-- begin --

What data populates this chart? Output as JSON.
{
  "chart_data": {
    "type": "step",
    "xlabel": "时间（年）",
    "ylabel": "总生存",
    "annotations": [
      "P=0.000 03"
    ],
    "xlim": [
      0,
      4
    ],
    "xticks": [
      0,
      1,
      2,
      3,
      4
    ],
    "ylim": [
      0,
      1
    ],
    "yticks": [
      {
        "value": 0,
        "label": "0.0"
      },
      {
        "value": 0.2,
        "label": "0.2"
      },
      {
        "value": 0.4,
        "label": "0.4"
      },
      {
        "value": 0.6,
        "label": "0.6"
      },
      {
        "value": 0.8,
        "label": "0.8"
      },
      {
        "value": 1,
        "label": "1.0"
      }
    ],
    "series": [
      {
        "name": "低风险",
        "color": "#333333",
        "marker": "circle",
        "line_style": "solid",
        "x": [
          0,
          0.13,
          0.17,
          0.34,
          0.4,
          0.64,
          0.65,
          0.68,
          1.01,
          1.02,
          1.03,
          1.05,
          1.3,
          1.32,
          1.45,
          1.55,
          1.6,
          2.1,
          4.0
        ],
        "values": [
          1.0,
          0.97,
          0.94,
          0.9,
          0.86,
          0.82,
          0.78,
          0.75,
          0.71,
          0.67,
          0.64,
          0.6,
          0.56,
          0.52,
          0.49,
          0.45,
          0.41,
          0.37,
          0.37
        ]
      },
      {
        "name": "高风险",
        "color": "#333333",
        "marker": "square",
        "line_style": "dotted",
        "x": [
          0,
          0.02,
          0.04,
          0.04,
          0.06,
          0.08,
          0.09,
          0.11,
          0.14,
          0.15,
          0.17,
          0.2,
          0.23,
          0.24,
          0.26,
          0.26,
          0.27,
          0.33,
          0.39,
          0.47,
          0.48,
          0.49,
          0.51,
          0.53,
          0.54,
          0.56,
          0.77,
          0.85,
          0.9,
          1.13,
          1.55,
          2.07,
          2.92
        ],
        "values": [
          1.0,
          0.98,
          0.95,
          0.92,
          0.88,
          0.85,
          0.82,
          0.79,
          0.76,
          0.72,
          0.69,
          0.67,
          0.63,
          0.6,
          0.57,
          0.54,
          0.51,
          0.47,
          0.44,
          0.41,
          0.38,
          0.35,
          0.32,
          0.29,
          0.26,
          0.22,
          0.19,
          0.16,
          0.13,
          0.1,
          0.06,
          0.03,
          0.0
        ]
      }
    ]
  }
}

-- end --

◆ **Short exercise**
Print every line of the records exactly. Omit nothing.

◆ **Response for this exercise**
What data populates this chart? Output as JSON.
{
  "chart_data": {
    "type": "step",
    "xlabel": "时间（年）",
    "ylabel": "总生存",
    "annotations": [
      "P=0.000 03"
    ],
    "xlim": [
      0,
      4
    ],
    "xticks": [
      0,
      1,
      2,
      3,
      4
    ],
    "ylim": [
      0,
      1
    ],
    "yticks": [
      {
        "value": 0,
        "label": "0.0"
      },
      {
        "value": 0.2,
        "label": "0.2"
      },
      {
        "value": 0.4,
        "label": "0.4"
      },
      {
        "value": 0.6,
        "label": "0.6"
      },
      {
        "value": 0.8,
        "label": "0.8"
      },
      {
        "value": 1,
        "label": "1.0"
      }
    ],
    "series": [
      {
        "name": "低风险",
        "color": "#333333",
        "marker": "circle",
        "line_style": "solid",
        "x": [
          0,
          0.13,
          0.17,
          0.34,
          0.4,
          0.64,
          0.65,
          0.68,
          1.01,
          1.02,
          1.03,
          1.05,
          1.3,
          1.32,
          1.45,
          1.55,
          1.6,
          2.1,
          4.0
        ],
        "values": [
          1.0,
          0.97,
          0.94,
          0.9,
          0.86,
          0.82,
          0.78,
          0.75,
          0.71,
          0.67,
          0.64,
          0.6,
          0.56,
          0.52,
          0.49,
          0.45,
          0.41,
          0.37,
          0.37
        ]
      },
      {
        "name": "高风险",
        "color": "#333333",
        "marker": "square",
        "line_style": "dotted",
        "x": [
          0,
          0.02,
          0.04,
          0.04,
          0.06,
          0.08,
          0.09,
          0.11,
          0.14,
          0.15,
          0.17,
          0.2,
          0.23,
          0.24,
          0.26,
          0.26,
          0.27,
          0.33,
          0.39,
          0.47,
          0.48,
          0.49,
          0.51,
          0.53,
          0.54,
          0.56,
          0.77,
          0.85,
          0.9,
          1.13,
          1.55,
          2.07,
          2.92
        ],
        "values": [
          1.0,
          0.98,
          0.95,
          0.92,
          0.88,
          0.85,
          0.82,
          0.79,
          0.76,
          0.72,
          0.69,
          0.67,
          0.63,
          0.6,
          0.57,
          0.54,
          0.51,
          0.47,
          0.44,
          0.41,
          0.38,
          0.35,
          0.32,
          0.29,
          0.26,
          0.22,
          0.19,
          0.16,
          0.13,
          0.1,
          0.06,
          0.03,
          0.0
        ]
      }
    ]
  }
}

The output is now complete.